(Data records)
--

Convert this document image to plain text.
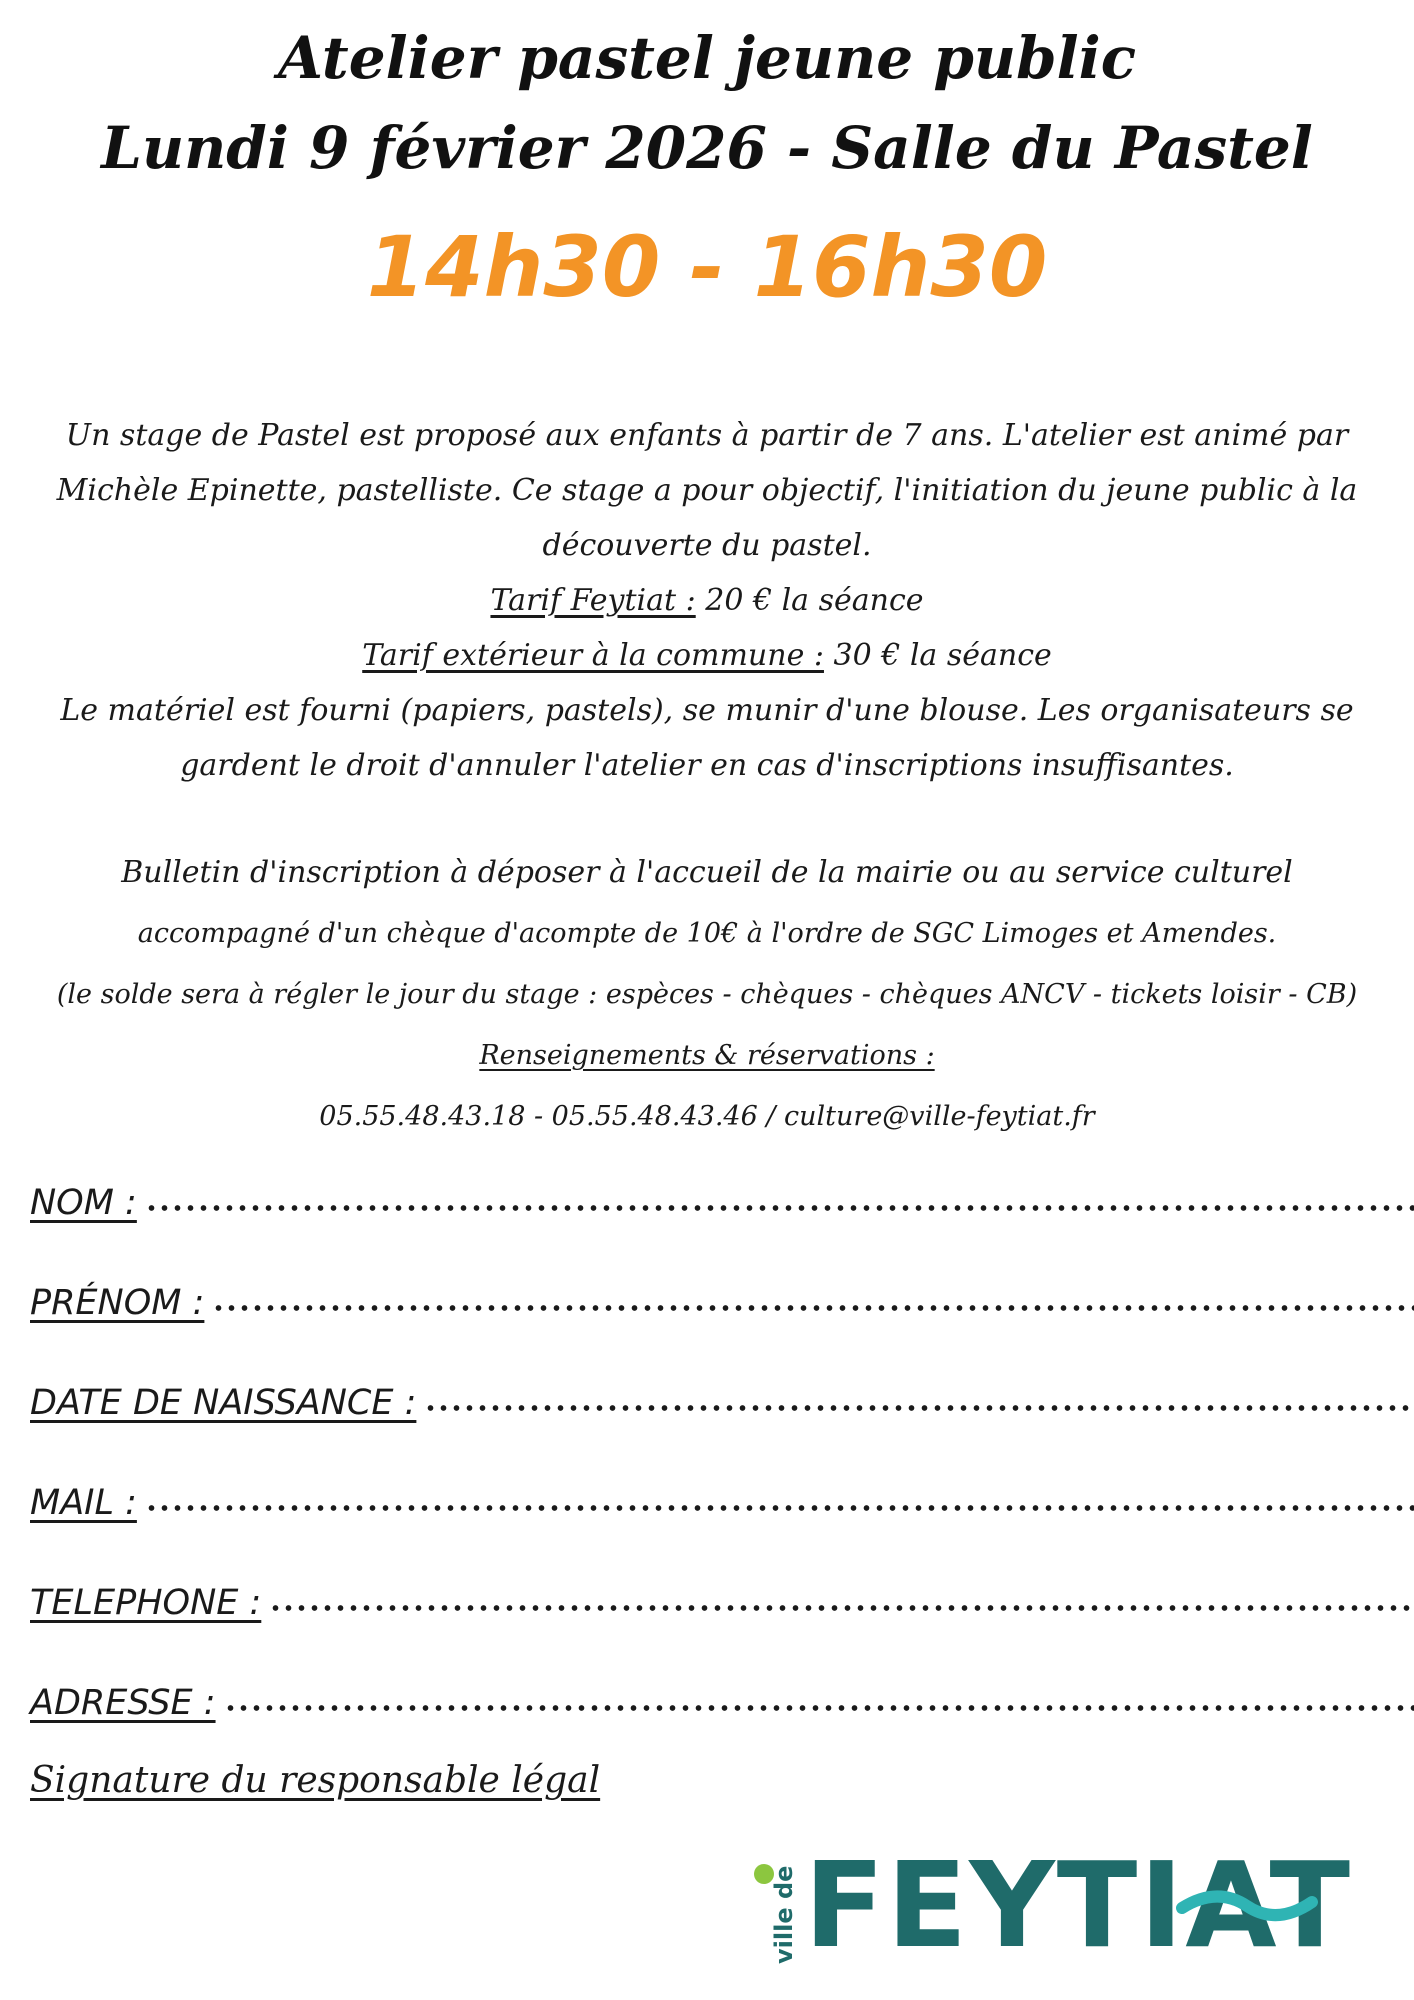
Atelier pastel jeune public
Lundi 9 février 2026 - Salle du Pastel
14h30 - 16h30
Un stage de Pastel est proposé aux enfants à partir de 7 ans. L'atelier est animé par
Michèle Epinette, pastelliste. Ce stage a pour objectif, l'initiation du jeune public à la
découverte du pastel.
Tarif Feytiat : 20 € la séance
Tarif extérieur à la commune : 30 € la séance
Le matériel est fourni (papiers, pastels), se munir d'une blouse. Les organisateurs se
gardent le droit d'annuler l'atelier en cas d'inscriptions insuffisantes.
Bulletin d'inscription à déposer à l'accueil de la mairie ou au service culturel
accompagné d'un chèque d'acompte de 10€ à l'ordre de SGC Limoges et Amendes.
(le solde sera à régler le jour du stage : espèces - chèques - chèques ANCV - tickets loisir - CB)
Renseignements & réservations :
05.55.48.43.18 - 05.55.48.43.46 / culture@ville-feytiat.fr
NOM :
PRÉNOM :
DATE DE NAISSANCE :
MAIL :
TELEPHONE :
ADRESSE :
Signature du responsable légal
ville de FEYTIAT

--

From the data, pick out every line that includes "jeune".

Correct result:
Atelier pastel jeune public
Michèle Epinette, pastelliste. Ce stage a pour objectif, l'initiation du jeune public à la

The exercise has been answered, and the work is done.